**Input**:
↓

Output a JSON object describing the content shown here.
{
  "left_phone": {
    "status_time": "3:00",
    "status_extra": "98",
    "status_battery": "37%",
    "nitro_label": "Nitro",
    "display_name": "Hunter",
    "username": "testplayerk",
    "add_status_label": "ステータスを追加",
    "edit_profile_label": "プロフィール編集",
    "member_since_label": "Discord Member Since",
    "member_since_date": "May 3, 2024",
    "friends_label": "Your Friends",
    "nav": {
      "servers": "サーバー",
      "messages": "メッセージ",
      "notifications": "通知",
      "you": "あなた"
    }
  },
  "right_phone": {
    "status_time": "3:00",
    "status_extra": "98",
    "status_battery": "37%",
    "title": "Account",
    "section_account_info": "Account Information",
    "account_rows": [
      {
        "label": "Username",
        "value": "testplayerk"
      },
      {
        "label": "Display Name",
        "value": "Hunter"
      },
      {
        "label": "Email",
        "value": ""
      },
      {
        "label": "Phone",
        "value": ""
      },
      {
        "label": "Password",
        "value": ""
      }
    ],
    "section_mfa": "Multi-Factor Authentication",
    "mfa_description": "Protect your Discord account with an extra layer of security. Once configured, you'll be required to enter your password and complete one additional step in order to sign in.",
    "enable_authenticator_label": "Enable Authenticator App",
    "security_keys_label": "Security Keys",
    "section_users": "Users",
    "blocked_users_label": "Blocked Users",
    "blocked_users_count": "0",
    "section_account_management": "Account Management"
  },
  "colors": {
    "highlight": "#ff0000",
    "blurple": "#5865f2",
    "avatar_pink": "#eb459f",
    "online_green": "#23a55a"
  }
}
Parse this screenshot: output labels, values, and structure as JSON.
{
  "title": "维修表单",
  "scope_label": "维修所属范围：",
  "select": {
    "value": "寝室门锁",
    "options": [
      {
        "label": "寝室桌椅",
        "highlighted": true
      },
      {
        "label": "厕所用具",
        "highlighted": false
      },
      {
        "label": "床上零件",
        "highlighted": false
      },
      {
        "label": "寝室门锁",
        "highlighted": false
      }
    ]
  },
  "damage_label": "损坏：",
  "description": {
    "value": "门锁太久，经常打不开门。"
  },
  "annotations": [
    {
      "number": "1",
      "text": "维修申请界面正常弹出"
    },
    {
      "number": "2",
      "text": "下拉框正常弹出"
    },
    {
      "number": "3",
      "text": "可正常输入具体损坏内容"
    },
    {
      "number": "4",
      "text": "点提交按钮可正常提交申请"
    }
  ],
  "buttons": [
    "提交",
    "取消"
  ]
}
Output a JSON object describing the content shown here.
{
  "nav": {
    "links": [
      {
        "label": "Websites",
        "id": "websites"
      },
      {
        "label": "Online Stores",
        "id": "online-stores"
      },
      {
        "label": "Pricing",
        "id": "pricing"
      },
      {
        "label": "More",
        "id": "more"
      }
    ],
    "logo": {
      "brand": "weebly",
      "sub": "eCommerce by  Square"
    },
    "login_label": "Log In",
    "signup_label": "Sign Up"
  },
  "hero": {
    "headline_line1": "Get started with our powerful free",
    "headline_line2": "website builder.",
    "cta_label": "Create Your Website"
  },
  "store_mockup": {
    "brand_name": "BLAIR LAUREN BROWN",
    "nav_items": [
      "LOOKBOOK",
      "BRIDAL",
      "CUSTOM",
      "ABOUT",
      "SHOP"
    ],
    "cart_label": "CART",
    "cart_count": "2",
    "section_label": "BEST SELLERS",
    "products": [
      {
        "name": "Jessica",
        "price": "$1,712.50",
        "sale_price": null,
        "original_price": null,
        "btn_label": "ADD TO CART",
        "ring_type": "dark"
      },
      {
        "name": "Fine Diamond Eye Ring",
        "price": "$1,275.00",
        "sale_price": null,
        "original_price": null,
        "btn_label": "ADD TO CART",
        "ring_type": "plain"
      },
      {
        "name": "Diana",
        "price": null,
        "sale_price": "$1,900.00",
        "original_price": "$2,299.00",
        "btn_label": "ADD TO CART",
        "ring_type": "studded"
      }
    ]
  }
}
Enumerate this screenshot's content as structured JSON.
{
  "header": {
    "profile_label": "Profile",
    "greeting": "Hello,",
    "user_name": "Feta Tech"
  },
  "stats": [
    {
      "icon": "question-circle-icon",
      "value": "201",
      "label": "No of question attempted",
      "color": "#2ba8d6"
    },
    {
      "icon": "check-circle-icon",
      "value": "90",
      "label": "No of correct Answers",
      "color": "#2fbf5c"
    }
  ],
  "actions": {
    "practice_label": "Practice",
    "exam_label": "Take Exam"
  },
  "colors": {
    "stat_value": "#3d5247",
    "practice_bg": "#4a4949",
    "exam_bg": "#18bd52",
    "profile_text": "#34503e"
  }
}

↑

**Objective**: Search the entries for the word "testplayerk", then list each line that holds it.

**Completed exercise**:
    "username": "testplayerk",
        "value": "testplayerk"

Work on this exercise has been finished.